(Required task): Read the records and write them out again exactly.

[Figure contents as structured data]
++++++++

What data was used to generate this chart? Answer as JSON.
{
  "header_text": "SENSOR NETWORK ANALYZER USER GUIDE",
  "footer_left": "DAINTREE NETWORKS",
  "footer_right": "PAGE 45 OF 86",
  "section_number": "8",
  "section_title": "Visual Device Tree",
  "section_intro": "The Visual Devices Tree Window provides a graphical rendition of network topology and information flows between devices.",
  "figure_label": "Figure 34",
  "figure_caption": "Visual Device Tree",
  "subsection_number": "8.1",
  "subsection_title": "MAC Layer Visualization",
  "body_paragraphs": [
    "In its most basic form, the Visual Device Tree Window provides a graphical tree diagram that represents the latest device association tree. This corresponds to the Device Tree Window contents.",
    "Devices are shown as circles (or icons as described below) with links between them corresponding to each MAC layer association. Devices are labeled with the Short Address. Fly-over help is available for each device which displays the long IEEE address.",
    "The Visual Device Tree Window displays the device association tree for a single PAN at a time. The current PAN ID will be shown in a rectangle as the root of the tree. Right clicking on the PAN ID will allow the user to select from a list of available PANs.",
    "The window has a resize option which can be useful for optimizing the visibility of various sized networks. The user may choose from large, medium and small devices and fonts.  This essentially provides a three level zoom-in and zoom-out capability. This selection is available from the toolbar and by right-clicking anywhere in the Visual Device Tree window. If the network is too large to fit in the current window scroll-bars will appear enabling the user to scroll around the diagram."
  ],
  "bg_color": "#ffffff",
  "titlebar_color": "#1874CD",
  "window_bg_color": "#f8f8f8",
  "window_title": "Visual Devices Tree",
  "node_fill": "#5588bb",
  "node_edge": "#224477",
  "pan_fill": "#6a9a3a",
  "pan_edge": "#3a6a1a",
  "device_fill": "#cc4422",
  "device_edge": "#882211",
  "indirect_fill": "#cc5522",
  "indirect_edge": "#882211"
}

++++++++

(Answer in full):
What data was used to generate this chart? Answer as JSON.
{
  "header_text": "SENSOR NETWORK ANALYZER USER GUIDE",
  "footer_left": "DAINTREE NETWORKS",
  "footer_right": "PAGE 45 OF 86",
  "section_number": "8",
  "section_title": "Visual Device Tree",
  "section_intro": "The Visual Devices Tree Window provides a graphical rendition of network topology and information flows between devices.",
  "figure_label": "Figure 34",
  "figure_caption": "Visual Device Tree",
  "subsection_number": "8.1",
  "subsection_title": "MAC Layer Visualization",
  "body_paragraphs": [
    "In its most basic form, the Visual Device Tree Window provides a graphical tree diagram that represents the latest device association tree. This corresponds to the Device Tree Window contents.",
    "Devices are shown as circles (or icons as described below) with links between them corresponding to each MAC layer association. Devices are labeled with the Short Address. Fly-over help is available for each device which displays the long IEEE address.",
    "The Visual Device Tree Window displays the device association tree for a single PAN at a time. The current PAN ID will be shown in a rectangle as the root of the tree. Right clicking on the PAN ID will allow the user to select from a list of available PANs.",
    "The window has a resize option which can be useful for optimizing the visibility of various sized networks. The user may choose from large, medium and small devices and fonts.  This essentially provides a three level zoom-in and zoom-out capability. This selection is available from the toolbar and by right-clicking anywhere in the Visual Device Tree window. If the network is too large to fit in the current window scroll-bars will appear enabling the user to scroll around the diagram."
  ],
  "bg_color": "#ffffff",
  "titlebar_color": "#1874CD",
  "window_bg_color": "#f8f8f8",
  "window_title": "Visual Devices Tree",
  "node_fill": "#5588bb",
  "node_edge": "#224477",
  "pan_fill": "#6a9a3a",
  "pan_edge": "#3a6a1a",
  "device_fill": "#cc4422",
  "device_edge": "#882211",
  "indirect_fill": "#cc5522",
  "indirect_edge": "#882211"
}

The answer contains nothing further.